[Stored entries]
------------------------------
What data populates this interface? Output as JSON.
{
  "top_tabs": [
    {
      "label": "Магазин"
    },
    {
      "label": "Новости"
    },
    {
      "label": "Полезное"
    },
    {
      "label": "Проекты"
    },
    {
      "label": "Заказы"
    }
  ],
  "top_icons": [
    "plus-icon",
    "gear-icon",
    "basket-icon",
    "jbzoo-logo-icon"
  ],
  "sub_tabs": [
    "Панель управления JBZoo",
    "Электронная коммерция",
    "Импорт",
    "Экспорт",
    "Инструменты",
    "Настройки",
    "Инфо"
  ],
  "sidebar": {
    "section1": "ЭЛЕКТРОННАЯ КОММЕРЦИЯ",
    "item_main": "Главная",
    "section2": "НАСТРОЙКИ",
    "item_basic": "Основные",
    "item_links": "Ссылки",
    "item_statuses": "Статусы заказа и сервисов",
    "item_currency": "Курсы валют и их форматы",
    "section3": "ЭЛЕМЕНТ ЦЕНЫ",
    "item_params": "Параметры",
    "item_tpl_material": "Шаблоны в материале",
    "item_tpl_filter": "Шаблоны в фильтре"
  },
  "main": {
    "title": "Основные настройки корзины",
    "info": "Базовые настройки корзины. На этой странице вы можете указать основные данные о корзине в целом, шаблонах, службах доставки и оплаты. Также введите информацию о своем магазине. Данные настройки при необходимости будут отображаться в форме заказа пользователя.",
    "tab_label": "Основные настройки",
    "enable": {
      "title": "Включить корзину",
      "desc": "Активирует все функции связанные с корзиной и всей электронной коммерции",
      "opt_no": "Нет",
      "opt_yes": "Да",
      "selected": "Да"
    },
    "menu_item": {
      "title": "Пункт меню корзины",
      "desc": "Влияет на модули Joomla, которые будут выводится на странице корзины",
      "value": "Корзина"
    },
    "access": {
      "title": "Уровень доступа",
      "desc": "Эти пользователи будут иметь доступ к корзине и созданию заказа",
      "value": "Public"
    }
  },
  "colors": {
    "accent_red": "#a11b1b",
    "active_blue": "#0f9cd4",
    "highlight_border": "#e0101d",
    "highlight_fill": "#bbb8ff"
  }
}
------------------------------
Copy and report every line where the word "будут" is present.

    "info": "Базовые настройки корзины. На этой странице вы можете указать основные данные о корзине в целом, шаблонах, службах доставки и оплаты. Также введите информацию о своем магазине. Данные настройки при необходимости будут отображаться в форме заказа пользователя.",
      "desc": "Влияет на модули Joomla, которые будут выводится на странице корзины",
      "desc": "Эти пользователи будут иметь доступ к корзине и созданию заказа",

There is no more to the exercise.